◆ Instructions to follow:
Pull out every line below holding the word "name".
▬▬▬
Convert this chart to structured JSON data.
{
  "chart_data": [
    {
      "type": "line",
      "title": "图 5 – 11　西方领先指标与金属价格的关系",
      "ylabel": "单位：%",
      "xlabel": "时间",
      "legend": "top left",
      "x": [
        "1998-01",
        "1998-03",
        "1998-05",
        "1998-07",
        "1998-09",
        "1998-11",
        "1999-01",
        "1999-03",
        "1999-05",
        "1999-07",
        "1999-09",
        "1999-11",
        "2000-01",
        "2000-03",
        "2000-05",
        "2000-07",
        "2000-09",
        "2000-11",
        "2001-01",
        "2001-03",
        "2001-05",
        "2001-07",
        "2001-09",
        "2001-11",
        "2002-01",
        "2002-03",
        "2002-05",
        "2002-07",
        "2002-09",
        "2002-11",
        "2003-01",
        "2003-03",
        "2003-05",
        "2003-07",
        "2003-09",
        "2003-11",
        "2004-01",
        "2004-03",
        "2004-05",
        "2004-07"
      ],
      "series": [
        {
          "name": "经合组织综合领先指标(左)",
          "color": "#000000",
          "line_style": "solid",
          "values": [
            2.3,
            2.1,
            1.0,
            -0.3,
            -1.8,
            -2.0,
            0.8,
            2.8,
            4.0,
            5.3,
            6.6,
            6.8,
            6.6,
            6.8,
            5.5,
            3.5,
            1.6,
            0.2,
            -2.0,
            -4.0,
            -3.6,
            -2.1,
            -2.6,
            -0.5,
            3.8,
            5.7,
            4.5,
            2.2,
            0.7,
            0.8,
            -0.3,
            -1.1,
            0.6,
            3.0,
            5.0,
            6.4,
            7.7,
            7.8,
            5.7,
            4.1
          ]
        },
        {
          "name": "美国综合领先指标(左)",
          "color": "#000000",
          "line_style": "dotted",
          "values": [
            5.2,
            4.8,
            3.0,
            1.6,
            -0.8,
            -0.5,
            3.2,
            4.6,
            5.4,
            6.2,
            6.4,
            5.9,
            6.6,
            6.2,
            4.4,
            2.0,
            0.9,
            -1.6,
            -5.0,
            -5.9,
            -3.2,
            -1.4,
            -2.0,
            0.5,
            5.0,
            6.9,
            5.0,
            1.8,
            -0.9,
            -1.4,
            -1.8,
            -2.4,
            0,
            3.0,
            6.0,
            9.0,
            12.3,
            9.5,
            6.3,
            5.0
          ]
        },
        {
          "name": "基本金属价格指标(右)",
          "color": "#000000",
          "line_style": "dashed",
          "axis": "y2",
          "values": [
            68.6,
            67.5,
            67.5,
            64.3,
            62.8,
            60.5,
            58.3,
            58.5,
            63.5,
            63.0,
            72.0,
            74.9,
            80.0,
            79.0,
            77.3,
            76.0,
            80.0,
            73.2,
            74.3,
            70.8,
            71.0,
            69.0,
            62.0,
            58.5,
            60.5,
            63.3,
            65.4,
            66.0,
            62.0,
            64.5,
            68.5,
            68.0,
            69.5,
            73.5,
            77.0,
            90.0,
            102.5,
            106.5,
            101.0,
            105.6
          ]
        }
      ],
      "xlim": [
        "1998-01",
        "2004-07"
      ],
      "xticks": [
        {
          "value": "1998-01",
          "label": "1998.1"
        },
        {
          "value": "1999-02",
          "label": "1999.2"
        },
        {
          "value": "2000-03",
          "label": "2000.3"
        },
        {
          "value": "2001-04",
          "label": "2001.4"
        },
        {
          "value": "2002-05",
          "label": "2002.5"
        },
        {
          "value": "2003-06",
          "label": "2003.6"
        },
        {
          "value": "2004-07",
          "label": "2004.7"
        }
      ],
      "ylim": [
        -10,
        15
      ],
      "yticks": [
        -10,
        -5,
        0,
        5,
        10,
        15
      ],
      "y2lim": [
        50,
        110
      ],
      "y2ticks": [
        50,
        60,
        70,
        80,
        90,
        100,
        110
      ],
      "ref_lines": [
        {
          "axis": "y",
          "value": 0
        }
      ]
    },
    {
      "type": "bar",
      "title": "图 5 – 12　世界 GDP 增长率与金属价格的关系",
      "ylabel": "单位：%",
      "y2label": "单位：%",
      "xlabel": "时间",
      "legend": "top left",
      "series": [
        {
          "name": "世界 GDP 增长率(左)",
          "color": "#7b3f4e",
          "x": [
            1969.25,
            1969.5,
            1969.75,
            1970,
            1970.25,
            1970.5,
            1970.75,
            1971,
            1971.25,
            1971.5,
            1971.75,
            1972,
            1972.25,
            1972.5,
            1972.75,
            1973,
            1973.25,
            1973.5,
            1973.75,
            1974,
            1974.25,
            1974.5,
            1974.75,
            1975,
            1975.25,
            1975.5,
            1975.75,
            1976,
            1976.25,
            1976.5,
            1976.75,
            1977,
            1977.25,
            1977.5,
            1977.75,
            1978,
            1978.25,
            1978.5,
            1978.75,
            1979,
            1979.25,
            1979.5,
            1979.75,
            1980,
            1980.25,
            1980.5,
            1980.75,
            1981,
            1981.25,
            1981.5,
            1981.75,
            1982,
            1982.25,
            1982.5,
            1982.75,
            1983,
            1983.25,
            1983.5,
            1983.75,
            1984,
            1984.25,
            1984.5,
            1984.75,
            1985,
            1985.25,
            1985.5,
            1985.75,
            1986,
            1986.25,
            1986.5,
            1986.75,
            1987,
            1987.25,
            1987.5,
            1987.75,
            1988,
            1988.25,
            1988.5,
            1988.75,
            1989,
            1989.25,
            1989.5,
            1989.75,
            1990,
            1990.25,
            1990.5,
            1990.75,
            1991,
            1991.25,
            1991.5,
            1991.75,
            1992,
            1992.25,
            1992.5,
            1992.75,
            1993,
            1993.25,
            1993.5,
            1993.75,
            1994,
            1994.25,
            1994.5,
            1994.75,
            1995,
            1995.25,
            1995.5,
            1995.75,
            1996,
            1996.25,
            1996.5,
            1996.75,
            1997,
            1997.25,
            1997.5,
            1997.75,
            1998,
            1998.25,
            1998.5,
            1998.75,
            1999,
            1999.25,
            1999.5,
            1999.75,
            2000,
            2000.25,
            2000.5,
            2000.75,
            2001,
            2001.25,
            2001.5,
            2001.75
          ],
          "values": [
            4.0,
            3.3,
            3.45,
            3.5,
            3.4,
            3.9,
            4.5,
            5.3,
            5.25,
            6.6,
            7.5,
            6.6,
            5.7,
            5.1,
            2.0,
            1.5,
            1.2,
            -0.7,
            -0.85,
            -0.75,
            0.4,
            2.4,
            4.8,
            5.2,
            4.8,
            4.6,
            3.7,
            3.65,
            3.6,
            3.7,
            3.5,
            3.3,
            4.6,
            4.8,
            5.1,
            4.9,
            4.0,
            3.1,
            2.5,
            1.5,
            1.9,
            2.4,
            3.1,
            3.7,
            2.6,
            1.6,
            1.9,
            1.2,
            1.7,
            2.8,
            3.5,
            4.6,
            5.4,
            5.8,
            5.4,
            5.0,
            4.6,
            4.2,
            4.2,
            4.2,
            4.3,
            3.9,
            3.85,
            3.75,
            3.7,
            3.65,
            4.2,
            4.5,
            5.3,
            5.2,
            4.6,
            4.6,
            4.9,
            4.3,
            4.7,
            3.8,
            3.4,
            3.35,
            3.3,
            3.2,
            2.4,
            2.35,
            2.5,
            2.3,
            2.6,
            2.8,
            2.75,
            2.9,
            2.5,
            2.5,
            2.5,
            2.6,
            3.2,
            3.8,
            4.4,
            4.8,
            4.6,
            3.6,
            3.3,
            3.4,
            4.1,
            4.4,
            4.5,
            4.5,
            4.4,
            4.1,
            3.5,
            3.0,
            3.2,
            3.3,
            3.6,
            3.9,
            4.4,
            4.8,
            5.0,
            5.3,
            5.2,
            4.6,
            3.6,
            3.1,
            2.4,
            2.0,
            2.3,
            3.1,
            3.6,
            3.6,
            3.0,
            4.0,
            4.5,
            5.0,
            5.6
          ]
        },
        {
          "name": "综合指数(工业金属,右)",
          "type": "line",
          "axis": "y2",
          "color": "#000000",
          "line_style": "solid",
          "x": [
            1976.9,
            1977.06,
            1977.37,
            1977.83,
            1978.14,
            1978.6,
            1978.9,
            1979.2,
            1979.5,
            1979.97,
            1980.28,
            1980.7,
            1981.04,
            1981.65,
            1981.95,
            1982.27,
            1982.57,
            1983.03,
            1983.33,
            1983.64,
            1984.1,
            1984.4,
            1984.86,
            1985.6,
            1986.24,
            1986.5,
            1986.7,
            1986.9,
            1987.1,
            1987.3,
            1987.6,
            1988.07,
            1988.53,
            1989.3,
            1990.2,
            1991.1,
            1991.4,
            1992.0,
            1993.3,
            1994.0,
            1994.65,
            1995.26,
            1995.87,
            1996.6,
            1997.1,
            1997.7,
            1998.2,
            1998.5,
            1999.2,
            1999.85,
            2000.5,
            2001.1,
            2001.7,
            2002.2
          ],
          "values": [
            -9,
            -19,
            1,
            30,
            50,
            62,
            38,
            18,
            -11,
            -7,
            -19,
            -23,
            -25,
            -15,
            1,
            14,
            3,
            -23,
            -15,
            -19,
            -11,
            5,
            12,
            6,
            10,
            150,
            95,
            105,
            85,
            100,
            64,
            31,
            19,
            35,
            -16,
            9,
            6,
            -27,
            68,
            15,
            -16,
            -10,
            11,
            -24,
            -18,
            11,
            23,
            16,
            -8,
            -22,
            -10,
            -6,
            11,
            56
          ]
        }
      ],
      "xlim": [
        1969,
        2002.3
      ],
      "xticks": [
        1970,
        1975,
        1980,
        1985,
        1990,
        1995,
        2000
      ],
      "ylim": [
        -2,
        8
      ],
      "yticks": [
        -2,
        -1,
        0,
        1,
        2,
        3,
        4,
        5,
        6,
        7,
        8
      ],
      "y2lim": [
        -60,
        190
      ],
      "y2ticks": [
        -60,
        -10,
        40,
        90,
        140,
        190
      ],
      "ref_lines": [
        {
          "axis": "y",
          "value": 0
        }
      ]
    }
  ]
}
▬▬▬
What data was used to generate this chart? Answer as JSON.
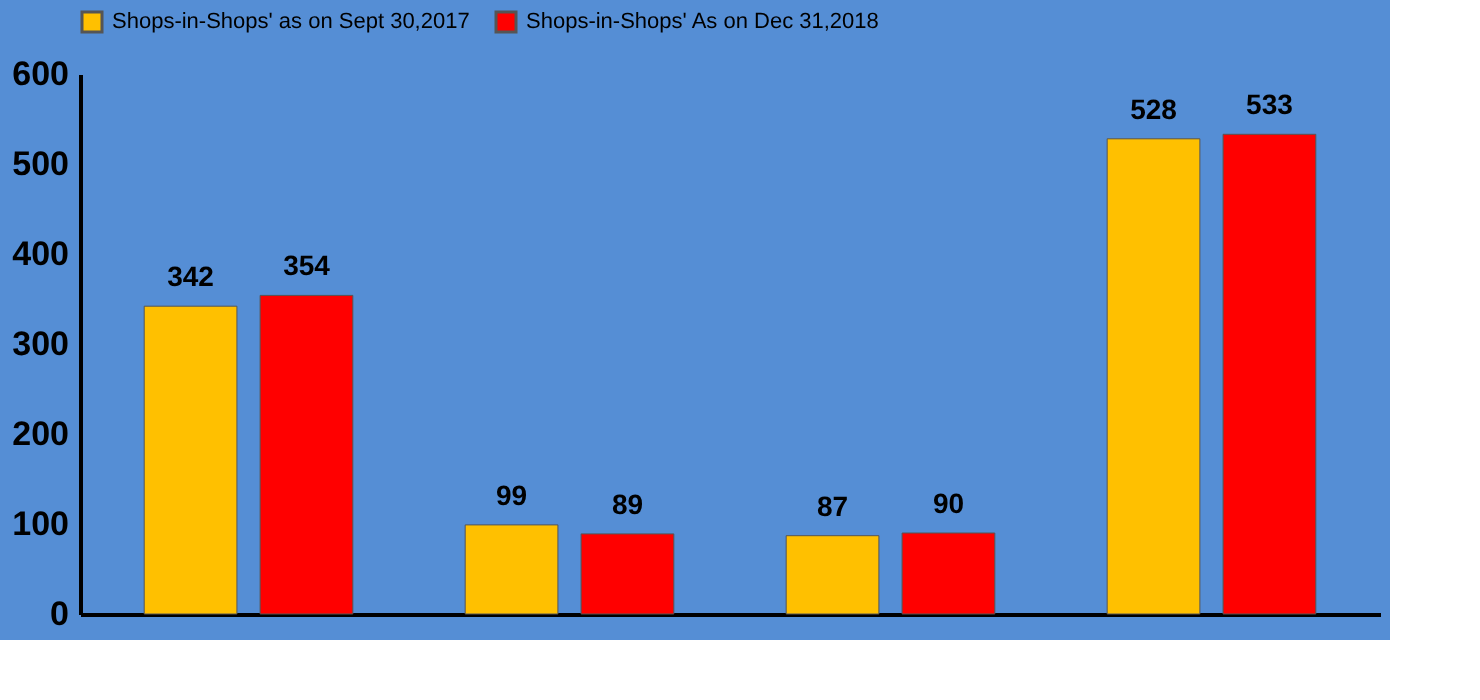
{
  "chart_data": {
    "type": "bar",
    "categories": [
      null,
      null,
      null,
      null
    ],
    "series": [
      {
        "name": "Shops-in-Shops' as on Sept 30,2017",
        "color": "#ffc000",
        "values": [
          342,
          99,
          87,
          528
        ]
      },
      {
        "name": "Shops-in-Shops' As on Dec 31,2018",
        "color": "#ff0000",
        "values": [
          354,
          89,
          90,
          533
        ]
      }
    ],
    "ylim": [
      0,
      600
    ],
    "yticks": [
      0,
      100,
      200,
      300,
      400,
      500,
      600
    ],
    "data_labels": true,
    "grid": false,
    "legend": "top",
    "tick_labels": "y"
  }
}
▬▬▬
◆ Task response:
          "name": "经合组织综合领先指标(左)",
          "name": "美国综合领先指标(左)",
          "name": "基本金属价格指标(右)",
          "name": "世界 GDP 增长率(左)",
          "name": "综合指数(工业金属,右)",
        "name": "Shops-in-Shops' as on Sept 30,2017",
        "name": "Shops-in-Shops' As on Dec 31,2018",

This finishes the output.